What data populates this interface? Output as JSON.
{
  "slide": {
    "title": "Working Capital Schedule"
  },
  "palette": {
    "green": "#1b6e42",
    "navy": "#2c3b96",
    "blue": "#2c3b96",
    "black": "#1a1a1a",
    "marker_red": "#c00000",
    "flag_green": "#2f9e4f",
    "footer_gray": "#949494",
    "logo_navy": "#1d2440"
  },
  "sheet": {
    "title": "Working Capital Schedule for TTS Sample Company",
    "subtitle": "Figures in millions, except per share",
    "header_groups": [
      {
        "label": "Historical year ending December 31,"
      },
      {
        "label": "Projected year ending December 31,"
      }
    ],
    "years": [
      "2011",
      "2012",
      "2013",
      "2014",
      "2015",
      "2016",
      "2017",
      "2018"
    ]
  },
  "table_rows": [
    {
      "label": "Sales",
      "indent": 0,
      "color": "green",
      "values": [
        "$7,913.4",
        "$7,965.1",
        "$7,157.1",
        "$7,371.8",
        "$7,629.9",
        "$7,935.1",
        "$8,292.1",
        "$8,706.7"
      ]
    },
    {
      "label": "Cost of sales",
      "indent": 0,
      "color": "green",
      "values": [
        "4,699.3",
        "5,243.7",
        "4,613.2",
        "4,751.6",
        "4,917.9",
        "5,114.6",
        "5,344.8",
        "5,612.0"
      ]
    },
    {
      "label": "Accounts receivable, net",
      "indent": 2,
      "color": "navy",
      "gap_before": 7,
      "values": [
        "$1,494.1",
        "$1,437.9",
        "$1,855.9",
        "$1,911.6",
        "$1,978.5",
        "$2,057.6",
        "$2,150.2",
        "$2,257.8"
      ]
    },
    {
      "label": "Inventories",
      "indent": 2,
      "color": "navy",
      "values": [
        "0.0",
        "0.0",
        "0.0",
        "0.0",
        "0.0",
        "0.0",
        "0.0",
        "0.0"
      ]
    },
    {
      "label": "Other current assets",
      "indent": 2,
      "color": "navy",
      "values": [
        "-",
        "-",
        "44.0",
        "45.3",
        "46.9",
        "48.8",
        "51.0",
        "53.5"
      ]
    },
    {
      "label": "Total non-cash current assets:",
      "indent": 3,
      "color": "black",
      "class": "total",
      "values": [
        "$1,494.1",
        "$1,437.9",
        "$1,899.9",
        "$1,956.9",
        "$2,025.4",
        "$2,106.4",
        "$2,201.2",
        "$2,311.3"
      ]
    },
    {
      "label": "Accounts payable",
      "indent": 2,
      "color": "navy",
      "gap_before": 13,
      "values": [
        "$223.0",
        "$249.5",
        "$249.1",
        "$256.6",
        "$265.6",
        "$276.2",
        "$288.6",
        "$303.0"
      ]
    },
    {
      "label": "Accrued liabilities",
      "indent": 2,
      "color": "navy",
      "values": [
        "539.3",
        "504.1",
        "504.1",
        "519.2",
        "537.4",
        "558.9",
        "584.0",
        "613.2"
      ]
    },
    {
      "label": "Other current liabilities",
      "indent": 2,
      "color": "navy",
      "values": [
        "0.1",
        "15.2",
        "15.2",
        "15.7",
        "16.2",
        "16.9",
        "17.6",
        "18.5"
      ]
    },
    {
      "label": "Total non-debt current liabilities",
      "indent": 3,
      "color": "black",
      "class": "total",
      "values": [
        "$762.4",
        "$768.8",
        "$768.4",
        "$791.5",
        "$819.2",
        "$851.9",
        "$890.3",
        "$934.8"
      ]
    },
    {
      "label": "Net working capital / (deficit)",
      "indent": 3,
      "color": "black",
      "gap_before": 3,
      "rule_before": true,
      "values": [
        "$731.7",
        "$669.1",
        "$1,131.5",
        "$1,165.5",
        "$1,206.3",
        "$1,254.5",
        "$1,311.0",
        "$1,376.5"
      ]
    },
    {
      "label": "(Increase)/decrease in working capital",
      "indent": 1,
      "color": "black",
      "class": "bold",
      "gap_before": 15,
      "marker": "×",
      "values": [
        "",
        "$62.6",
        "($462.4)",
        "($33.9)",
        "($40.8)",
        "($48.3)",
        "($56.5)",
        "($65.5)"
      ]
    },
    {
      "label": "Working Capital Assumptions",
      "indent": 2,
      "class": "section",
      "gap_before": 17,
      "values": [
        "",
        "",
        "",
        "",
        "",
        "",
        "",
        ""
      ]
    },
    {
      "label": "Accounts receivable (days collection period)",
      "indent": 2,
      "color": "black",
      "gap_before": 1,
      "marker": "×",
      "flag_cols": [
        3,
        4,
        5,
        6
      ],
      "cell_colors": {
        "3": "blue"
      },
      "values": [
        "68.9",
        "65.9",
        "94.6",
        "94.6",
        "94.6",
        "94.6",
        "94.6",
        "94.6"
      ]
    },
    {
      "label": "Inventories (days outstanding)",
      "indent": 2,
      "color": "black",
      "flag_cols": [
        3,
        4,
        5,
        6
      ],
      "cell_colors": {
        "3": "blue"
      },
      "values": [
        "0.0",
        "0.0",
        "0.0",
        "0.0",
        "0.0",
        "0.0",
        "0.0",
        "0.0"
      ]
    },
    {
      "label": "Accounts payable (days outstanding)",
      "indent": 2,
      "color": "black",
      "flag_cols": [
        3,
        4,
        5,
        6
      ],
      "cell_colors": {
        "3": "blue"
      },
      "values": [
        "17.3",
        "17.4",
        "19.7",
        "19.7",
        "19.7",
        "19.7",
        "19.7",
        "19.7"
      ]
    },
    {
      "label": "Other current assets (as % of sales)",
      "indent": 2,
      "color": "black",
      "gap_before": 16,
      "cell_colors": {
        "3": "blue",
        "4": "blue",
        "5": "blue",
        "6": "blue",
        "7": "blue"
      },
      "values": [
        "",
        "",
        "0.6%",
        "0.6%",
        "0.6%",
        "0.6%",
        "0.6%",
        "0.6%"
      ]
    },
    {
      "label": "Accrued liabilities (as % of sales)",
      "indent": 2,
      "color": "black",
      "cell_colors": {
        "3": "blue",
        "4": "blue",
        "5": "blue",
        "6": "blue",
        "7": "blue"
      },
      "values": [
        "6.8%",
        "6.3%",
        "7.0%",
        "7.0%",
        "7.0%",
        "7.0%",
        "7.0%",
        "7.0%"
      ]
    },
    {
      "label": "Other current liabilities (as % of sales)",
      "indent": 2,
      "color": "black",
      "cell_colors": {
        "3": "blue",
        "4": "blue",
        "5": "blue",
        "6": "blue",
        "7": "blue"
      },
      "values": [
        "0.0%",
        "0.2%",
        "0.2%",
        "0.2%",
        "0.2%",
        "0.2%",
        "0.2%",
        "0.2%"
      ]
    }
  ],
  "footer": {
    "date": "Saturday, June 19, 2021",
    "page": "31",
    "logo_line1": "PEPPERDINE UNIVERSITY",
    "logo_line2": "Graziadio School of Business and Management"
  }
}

----

▶ **Required work**
Your answer should be only a number: how many lines of the data above contain the string "current"?

▶ **Result**
6